OBJECTIVE ->
Write out the data below exactly as given, without any of its pictures.

GIVEN RECORDS ->
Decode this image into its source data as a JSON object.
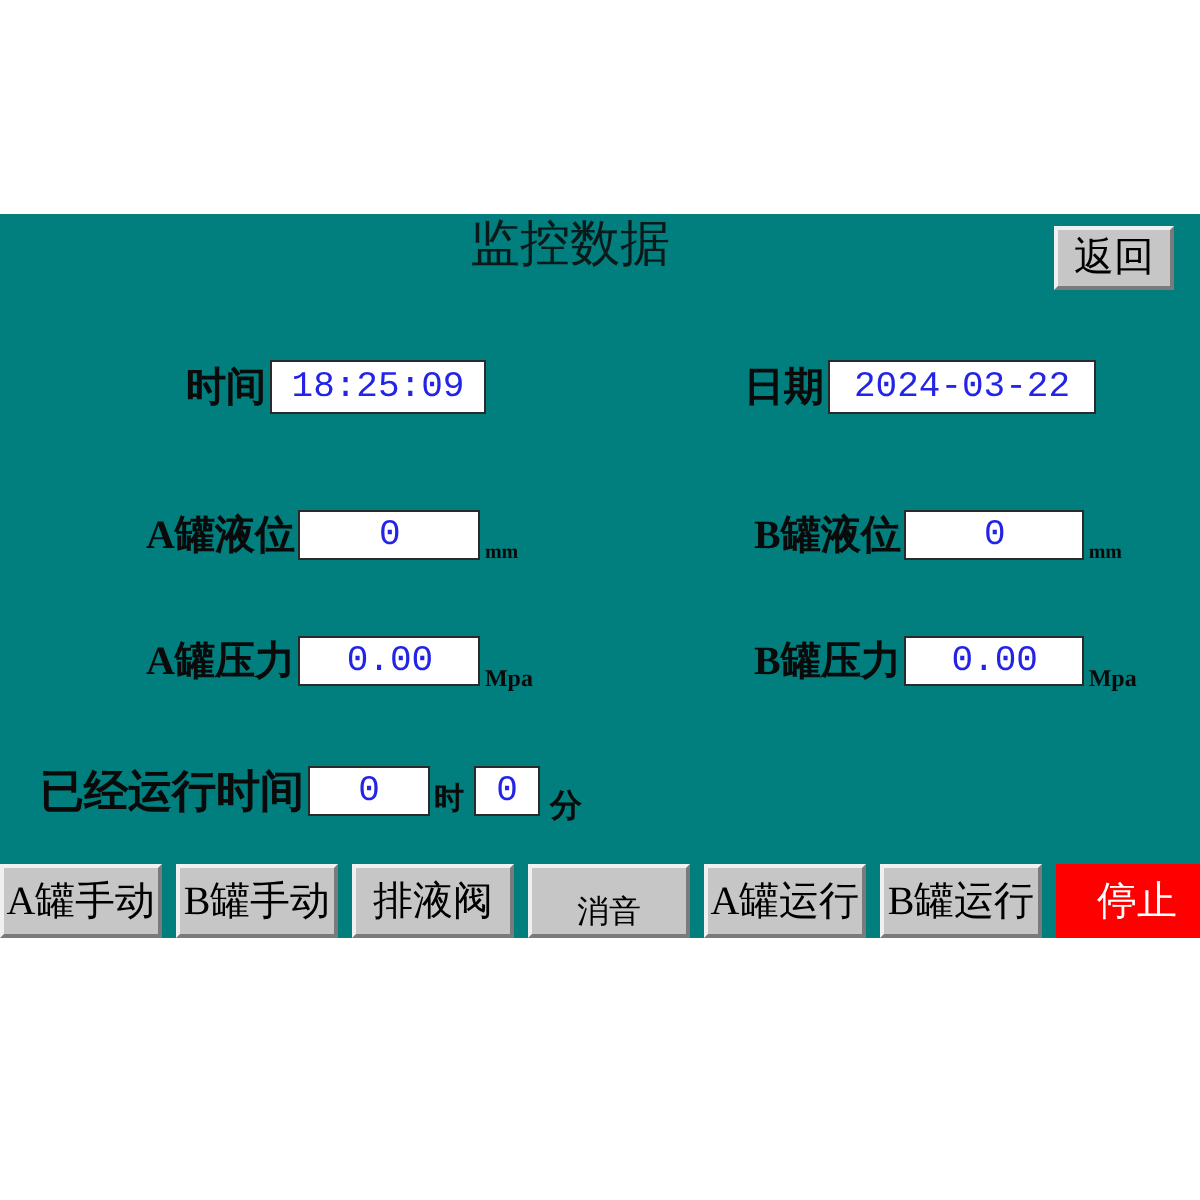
{
  "title": "监控数据",
  "back_button": "返回",
  "rows": [
    [
      {
        "label": "时间",
        "value": "18:25:09"
      },
      {
        "label": "日期",
        "value": "2024-03-22"
      }
    ],
    [
      {
        "label": "A罐液位",
        "value": "0",
        "unit": "mm"
      },
      {
        "label": "B罐液位",
        "value": "0",
        "unit": "mm"
      }
    ],
    [
      {
        "label": "A罐压力",
        "value": "0.00",
        "unit": "Mpa"
      },
      {
        "label": "B罐压力",
        "value": "0.00",
        "unit": "Mpa"
      }
    ]
  ],
  "runtime": {
    "label": "已经运行时间",
    "hours": "0",
    "hours_unit": "时",
    "minutes": "0",
    "minutes_unit": "分"
  },
  "buttons": [
    {
      "label": "A罐手动",
      "kind": "standard"
    },
    {
      "label": "B罐手动",
      "kind": "standard"
    },
    {
      "label": "排液阀",
      "kind": "standard"
    },
    {
      "label": "消音",
      "kind": "compact"
    },
    {
      "label": "A罐运行",
      "kind": "standard"
    },
    {
      "label": "B罐运行",
      "kind": "standard"
    },
    {
      "label": "停止",
      "kind": "stop"
    }
  ]
}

COMPLETE RESPONSE ->
Decode this image into its source data as a JSON object.
{
  "title": "监控数据",
  "back_button": "返回",
  "rows": [
    [
      {
        "label": "时间",
        "value": "18:25:09"
      },
      {
        "label": "日期",
        "value": "2024-03-22"
      }
    ],
    [
      {
        "label": "A罐液位",
        "value": "0",
        "unit": "mm"
      },
      {
        "label": "B罐液位",
        "value": "0",
        "unit": "mm"
      }
    ],
    [
      {
        "label": "A罐压力",
        "value": "0.00",
        "unit": "Mpa"
      },
      {
        "label": "B罐压力",
        "value": "0.00",
        "unit": "Mpa"
      }
    ]
  ],
  "runtime": {
    "label": "已经运行时间",
    "hours": "0",
    "hours_unit": "时",
    "minutes": "0",
    "minutes_unit": "分"
  },
  "buttons": [
    {
      "label": "A罐手动",
      "kind": "standard"
    },
    {
      "label": "B罐手动",
      "kind": "standard"
    },
    {
      "label": "排液阀",
      "kind": "standard"
    },
    {
      "label": "消音",
      "kind": "compact"
    },
    {
      "label": "A罐运行",
      "kind": "standard"
    },
    {
      "label": "B罐运行",
      "kind": "standard"
    },
    {
      "label": "停止",
      "kind": "stop"
    }
  ]
}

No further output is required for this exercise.